» Exercise
Locate the lines of the listing below that hold "this", then copy each of them.

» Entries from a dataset
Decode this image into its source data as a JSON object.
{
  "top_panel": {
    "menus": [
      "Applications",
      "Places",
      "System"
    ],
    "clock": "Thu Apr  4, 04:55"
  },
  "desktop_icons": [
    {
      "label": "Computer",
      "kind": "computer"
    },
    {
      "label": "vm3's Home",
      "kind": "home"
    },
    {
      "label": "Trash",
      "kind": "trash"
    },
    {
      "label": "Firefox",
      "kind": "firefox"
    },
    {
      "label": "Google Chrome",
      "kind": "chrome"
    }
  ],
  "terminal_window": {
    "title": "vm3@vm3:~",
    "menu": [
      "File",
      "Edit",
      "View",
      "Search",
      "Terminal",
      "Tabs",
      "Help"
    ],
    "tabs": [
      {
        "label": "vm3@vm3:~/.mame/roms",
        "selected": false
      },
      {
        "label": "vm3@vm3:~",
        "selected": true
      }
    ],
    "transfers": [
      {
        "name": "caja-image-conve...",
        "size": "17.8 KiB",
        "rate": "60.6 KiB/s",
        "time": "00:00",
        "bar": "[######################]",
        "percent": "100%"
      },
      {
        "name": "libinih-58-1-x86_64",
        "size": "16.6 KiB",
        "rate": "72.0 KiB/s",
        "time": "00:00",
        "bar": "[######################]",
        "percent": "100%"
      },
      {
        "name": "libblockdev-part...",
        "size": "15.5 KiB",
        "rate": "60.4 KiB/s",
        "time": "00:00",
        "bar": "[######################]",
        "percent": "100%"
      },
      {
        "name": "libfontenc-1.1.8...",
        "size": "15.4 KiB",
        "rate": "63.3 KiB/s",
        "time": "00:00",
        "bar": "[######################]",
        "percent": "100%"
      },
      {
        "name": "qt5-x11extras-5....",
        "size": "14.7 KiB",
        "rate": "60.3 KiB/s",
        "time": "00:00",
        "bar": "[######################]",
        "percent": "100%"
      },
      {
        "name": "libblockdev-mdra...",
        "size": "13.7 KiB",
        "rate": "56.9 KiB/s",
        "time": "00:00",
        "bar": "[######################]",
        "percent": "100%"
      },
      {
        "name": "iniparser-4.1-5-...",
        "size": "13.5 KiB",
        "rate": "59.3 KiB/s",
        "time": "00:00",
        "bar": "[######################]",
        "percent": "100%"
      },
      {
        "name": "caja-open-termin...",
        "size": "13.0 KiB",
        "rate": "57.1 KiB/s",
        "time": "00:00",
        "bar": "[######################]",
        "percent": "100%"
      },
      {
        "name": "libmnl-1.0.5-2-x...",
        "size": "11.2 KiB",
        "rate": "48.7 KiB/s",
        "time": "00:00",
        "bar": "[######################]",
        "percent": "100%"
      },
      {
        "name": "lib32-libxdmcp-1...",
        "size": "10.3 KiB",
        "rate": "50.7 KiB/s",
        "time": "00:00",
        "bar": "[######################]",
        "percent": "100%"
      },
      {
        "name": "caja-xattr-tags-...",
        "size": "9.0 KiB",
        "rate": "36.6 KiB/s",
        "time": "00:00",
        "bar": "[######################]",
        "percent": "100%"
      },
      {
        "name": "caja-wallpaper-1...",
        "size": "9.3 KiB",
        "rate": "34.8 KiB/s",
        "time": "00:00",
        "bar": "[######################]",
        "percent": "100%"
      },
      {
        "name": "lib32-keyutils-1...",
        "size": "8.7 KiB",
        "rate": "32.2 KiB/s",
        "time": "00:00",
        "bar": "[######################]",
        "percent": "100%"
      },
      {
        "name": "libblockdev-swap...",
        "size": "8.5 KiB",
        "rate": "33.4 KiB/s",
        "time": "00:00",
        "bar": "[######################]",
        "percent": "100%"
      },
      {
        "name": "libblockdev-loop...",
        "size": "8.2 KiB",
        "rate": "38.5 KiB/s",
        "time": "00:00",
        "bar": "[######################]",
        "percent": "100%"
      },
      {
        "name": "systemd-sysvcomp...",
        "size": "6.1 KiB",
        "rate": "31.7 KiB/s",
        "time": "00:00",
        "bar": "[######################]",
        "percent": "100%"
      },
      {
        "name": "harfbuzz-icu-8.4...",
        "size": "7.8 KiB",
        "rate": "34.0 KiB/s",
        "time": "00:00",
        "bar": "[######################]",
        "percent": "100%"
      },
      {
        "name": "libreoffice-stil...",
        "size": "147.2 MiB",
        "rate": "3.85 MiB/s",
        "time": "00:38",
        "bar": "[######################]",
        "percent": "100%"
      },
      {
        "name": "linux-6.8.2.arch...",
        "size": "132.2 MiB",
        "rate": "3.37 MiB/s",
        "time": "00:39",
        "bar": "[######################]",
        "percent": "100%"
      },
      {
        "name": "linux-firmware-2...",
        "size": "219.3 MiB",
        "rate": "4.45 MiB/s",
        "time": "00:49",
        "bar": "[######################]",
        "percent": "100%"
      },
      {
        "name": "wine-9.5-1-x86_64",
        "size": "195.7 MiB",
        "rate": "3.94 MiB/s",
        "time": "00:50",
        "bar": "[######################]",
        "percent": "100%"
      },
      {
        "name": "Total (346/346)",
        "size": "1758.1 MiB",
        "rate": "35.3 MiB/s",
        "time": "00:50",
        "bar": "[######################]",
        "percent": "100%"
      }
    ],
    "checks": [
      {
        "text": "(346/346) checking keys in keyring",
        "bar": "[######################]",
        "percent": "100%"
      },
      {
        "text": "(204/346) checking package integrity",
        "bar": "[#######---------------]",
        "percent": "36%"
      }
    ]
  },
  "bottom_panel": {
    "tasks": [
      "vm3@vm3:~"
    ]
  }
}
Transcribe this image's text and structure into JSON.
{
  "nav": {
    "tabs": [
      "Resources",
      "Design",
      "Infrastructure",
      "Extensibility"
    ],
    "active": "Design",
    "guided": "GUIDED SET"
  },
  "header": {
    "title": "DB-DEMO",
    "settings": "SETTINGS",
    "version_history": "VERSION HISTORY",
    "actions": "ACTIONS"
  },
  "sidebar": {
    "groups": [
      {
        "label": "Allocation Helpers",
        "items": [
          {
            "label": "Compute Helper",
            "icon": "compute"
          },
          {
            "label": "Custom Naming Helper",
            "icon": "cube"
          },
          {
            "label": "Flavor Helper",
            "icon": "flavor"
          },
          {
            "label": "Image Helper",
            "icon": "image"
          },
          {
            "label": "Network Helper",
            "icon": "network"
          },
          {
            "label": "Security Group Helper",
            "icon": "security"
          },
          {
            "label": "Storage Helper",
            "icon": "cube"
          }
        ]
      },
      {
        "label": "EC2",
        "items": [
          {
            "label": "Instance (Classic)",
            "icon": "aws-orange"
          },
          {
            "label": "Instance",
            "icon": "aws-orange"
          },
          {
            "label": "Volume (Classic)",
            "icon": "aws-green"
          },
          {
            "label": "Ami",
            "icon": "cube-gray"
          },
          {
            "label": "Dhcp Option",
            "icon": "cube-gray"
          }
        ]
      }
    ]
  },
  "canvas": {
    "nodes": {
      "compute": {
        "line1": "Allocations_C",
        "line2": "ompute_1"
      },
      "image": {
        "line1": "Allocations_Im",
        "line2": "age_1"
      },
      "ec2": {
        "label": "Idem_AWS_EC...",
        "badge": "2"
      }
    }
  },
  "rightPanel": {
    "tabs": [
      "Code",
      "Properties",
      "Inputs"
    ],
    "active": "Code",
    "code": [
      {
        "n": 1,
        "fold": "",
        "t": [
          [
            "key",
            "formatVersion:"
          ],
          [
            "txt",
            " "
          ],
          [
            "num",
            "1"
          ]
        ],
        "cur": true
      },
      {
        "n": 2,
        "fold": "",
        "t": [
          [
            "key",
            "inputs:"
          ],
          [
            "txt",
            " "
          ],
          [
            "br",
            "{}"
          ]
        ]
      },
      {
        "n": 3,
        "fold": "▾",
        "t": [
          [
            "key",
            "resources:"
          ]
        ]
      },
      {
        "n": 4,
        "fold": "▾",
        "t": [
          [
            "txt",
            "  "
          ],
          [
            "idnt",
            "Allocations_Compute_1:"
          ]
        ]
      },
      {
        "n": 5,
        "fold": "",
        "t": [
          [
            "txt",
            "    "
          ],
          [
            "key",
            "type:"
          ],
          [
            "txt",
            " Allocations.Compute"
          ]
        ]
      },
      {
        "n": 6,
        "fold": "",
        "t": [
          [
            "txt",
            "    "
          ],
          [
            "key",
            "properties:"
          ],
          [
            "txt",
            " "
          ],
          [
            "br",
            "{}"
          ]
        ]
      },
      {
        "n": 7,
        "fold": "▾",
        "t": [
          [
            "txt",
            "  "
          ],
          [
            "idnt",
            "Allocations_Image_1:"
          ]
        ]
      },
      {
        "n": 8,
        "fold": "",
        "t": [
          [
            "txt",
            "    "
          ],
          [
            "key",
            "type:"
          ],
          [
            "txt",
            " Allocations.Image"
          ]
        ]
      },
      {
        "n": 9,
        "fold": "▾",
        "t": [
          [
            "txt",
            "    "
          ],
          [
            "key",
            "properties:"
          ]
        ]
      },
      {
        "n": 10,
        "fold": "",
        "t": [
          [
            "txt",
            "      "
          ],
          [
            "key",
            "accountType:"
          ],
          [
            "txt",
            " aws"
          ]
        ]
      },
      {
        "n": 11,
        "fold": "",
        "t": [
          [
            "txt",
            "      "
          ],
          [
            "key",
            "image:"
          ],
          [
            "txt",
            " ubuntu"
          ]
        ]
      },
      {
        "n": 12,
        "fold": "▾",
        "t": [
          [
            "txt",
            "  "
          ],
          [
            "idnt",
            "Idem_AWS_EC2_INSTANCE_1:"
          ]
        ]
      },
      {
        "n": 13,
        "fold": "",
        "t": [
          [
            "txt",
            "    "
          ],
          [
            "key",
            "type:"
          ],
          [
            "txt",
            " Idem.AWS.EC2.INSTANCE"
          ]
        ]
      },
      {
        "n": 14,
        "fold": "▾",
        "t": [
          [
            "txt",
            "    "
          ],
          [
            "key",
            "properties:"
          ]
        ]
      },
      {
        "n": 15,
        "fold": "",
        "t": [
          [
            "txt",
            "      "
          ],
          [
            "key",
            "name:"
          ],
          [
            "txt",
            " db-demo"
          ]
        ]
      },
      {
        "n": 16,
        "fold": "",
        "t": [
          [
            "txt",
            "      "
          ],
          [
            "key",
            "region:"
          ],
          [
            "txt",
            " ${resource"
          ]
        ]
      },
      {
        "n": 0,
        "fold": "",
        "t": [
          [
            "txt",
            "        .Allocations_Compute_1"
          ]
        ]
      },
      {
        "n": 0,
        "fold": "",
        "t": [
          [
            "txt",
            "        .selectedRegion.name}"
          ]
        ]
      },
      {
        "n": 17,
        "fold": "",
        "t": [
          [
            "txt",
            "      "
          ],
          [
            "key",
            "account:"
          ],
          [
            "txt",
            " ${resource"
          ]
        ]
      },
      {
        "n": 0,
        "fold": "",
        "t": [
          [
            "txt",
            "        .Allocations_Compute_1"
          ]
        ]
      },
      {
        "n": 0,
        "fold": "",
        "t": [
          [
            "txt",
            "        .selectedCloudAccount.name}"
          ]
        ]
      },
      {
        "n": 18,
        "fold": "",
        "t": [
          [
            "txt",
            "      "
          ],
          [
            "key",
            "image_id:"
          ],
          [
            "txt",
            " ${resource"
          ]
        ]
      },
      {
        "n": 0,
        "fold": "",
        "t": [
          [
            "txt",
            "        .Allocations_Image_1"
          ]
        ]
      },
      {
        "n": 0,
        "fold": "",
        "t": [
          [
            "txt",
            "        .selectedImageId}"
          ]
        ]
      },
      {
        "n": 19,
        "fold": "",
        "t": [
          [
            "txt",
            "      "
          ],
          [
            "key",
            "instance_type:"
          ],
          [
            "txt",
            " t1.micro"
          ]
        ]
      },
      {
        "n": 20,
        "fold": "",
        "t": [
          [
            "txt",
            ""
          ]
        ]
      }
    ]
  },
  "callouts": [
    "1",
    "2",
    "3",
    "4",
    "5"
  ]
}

» Result
Decode this image into its source data as a JSON object.
Transcribe this image's text and structure into JSON.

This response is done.